start

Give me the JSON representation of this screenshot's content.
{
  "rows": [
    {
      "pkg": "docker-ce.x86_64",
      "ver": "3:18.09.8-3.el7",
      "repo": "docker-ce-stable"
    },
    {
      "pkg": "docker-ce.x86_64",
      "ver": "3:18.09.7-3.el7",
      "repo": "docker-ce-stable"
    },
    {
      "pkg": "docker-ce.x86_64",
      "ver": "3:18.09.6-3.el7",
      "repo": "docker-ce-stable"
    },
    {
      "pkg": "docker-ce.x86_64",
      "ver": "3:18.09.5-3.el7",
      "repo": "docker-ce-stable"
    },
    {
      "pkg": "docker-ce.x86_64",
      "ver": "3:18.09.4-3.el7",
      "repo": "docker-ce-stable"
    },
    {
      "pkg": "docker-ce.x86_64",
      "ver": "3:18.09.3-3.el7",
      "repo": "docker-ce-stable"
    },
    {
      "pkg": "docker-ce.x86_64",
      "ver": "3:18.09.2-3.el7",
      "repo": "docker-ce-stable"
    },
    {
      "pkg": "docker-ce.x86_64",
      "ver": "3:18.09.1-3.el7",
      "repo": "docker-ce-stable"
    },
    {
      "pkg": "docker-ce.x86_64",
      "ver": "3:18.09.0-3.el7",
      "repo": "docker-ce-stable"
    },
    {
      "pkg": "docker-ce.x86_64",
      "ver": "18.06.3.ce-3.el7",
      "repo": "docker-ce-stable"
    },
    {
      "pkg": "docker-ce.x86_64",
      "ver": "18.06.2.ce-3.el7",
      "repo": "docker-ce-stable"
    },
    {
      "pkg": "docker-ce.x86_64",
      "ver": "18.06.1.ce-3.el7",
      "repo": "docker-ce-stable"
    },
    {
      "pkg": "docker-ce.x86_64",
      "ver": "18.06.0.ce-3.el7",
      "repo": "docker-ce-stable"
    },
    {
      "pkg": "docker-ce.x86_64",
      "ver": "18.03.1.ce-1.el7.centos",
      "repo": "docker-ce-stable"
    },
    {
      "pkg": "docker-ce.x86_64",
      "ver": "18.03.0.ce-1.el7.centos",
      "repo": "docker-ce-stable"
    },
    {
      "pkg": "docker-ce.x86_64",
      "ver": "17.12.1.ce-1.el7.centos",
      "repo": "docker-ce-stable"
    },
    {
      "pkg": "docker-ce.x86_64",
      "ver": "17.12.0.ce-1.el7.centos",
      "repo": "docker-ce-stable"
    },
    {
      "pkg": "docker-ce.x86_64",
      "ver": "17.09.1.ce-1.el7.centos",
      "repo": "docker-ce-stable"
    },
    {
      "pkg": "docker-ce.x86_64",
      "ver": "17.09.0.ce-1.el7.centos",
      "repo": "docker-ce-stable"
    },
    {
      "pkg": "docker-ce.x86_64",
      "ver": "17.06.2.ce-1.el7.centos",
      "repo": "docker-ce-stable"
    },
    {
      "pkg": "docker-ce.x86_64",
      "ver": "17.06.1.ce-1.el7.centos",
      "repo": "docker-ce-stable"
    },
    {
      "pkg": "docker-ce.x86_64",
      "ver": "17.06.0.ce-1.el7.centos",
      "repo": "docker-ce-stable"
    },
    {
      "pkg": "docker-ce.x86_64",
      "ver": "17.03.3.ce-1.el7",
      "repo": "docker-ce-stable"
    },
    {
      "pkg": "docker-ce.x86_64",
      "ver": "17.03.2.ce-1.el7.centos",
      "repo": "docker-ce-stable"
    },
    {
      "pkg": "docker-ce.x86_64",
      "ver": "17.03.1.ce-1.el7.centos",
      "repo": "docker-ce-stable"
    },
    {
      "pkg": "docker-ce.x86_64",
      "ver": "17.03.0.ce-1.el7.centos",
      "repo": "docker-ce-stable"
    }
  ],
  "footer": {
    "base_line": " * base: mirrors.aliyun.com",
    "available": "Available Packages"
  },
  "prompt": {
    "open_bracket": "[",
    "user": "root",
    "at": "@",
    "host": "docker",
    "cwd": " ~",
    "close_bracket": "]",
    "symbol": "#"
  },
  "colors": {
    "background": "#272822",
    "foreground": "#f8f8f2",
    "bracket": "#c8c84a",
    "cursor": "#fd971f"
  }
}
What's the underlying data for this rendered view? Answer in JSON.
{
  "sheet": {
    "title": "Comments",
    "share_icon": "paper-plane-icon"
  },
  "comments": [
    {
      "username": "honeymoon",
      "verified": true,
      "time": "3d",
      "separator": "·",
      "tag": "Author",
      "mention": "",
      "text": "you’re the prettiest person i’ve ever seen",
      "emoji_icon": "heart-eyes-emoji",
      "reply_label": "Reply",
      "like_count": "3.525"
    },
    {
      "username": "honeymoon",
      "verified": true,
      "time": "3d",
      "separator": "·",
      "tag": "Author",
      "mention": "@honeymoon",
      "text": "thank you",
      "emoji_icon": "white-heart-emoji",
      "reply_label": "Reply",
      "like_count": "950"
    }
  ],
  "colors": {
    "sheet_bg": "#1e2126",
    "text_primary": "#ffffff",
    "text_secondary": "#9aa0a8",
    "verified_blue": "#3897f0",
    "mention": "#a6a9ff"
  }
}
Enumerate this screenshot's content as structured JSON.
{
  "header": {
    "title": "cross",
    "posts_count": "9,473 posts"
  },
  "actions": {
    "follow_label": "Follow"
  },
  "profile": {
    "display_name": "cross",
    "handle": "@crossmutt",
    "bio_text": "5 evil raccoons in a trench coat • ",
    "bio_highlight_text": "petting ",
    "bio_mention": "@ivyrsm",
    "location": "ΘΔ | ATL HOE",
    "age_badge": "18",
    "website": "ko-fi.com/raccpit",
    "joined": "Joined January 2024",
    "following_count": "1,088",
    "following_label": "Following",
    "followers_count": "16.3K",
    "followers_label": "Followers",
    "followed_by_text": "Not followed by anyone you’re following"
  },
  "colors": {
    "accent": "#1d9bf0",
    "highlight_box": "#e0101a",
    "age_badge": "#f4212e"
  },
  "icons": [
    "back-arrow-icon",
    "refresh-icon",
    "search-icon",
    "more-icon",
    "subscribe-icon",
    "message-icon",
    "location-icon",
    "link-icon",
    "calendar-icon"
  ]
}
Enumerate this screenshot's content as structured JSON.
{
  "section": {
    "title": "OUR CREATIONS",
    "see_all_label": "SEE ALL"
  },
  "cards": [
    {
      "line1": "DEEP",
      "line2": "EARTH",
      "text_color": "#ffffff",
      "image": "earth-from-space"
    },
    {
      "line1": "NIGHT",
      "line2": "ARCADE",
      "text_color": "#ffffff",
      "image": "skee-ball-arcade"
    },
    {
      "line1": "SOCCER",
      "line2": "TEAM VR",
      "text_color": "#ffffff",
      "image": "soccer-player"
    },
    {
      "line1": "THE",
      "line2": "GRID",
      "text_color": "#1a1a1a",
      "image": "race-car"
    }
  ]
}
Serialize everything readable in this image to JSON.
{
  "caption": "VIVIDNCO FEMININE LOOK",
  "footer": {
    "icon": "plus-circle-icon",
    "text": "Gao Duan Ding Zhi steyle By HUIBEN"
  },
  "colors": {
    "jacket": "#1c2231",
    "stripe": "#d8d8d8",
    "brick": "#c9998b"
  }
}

end

Request:
State the number of lines in these entries that include the string "title". Provide nothing beyond that number.

Final answer:
3